Begin SUPPLIED MATERIAL

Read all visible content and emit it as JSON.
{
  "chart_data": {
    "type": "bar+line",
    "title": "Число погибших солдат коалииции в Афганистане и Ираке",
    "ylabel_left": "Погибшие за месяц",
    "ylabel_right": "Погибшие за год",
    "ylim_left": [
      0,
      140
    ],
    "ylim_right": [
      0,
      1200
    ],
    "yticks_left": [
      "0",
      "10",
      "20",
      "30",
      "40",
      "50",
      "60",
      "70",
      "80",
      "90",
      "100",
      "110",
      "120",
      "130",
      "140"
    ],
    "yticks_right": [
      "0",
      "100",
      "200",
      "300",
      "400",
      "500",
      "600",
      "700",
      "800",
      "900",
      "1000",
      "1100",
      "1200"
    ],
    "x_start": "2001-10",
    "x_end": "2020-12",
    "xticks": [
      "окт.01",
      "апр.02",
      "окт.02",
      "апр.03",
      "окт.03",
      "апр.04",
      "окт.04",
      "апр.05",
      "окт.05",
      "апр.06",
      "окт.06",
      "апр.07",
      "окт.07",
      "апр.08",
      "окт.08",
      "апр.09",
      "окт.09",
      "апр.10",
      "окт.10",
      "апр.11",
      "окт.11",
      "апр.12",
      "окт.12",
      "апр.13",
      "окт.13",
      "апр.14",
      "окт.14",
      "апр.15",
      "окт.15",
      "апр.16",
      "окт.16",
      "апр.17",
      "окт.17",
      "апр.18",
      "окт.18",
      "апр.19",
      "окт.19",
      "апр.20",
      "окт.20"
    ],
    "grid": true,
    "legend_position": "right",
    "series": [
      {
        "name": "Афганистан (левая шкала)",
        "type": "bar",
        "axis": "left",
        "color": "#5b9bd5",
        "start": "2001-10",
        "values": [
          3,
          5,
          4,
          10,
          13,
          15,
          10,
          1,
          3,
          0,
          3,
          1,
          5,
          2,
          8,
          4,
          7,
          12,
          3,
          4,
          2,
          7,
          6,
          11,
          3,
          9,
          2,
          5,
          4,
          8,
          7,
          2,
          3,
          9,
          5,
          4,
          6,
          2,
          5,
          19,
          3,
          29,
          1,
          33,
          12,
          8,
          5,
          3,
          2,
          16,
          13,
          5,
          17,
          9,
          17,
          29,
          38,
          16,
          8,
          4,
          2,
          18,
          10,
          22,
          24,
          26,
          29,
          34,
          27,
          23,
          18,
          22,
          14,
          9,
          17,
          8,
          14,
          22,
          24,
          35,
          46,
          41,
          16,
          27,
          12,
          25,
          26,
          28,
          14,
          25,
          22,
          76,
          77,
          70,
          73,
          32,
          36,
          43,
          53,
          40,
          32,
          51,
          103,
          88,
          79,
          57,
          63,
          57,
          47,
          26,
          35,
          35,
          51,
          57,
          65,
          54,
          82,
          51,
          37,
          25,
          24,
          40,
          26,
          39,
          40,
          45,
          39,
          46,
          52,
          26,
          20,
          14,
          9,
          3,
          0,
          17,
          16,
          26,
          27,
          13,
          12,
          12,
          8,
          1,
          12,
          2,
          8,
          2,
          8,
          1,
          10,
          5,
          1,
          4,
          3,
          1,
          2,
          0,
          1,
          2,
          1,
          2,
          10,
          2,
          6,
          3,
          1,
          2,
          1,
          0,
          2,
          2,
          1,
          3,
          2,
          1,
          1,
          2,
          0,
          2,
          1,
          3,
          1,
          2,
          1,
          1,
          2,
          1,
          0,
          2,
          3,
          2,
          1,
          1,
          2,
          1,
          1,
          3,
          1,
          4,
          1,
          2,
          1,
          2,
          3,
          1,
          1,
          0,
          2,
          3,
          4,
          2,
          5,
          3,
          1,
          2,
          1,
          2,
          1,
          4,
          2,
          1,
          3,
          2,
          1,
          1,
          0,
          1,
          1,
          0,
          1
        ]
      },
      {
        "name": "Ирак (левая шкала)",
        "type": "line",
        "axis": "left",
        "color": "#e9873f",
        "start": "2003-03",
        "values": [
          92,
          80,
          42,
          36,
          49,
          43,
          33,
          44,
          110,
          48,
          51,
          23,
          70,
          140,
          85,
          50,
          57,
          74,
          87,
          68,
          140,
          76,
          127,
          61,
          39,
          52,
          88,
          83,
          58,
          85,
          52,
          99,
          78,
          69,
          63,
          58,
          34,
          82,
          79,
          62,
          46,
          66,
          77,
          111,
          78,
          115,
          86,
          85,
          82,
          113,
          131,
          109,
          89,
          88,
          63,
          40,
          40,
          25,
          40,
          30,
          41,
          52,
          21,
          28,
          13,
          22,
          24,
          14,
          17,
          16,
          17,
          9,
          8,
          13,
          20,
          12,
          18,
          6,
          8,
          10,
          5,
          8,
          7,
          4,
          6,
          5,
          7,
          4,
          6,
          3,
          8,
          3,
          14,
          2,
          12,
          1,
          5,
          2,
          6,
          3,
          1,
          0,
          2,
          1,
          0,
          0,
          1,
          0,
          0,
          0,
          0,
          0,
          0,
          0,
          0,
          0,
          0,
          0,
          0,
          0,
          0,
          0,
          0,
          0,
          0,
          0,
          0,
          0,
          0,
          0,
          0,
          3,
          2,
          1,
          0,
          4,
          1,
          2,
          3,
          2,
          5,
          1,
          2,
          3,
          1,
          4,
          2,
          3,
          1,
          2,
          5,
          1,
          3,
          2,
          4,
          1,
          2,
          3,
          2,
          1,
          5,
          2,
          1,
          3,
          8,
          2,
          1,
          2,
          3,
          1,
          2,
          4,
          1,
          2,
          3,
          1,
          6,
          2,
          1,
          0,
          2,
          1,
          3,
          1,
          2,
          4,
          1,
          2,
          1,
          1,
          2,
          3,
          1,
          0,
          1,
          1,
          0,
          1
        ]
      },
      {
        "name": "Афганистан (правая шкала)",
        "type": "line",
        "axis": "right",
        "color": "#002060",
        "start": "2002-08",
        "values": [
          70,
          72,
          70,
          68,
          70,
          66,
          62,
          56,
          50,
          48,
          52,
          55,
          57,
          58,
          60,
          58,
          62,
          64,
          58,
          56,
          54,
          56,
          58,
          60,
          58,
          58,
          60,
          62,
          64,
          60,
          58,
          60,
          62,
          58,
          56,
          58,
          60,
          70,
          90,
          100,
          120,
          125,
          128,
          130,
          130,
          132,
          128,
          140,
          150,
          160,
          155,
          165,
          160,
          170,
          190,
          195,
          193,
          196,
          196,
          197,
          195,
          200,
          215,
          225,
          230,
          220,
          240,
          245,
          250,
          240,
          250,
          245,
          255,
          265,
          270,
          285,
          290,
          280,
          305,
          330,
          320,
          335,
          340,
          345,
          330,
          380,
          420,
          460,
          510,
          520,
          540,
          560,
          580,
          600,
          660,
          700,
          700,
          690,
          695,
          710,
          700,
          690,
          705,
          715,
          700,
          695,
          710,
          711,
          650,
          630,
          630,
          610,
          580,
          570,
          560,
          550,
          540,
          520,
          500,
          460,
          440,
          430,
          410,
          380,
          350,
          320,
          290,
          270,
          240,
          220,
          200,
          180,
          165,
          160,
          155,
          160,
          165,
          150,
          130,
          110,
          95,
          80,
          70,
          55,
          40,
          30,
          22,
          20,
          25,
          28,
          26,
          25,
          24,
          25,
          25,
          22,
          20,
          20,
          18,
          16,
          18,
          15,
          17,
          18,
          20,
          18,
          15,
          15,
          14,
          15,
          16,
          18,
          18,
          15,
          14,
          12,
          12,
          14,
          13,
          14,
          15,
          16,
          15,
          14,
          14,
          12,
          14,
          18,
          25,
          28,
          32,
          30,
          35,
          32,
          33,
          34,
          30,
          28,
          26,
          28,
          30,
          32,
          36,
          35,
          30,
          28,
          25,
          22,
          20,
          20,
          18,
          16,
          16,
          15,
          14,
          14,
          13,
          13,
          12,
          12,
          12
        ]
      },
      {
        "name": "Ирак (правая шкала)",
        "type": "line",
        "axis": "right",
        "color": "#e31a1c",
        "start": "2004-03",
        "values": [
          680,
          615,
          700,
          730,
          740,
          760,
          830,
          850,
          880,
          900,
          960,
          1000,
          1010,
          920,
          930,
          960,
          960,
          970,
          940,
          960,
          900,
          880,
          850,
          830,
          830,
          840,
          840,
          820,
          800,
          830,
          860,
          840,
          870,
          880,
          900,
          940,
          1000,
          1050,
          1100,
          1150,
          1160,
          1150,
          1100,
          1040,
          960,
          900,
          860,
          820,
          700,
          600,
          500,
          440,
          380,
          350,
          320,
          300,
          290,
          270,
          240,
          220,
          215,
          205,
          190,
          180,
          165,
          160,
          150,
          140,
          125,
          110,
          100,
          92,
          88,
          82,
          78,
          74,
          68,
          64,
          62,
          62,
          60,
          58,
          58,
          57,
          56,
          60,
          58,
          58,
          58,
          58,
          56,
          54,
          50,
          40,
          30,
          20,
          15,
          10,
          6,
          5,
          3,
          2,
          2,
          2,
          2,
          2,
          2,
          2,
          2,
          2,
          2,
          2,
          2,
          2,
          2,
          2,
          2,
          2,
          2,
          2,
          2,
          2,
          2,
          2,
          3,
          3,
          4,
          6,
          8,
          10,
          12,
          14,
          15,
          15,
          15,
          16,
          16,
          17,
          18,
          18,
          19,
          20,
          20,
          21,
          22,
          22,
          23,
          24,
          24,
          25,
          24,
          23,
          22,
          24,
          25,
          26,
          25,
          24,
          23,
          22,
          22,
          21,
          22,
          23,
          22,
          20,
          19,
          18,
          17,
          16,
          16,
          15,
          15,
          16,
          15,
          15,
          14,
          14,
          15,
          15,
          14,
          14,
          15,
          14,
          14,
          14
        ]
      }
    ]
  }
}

End SUPPLIED MATERIAL

Look through the data and show every line containing "color".

• FINISHED ANSWER:
        "color": "#5b9bd5",
        "color": "#e9873f",
        "color": "#002060",
        "color": "#e31a1c",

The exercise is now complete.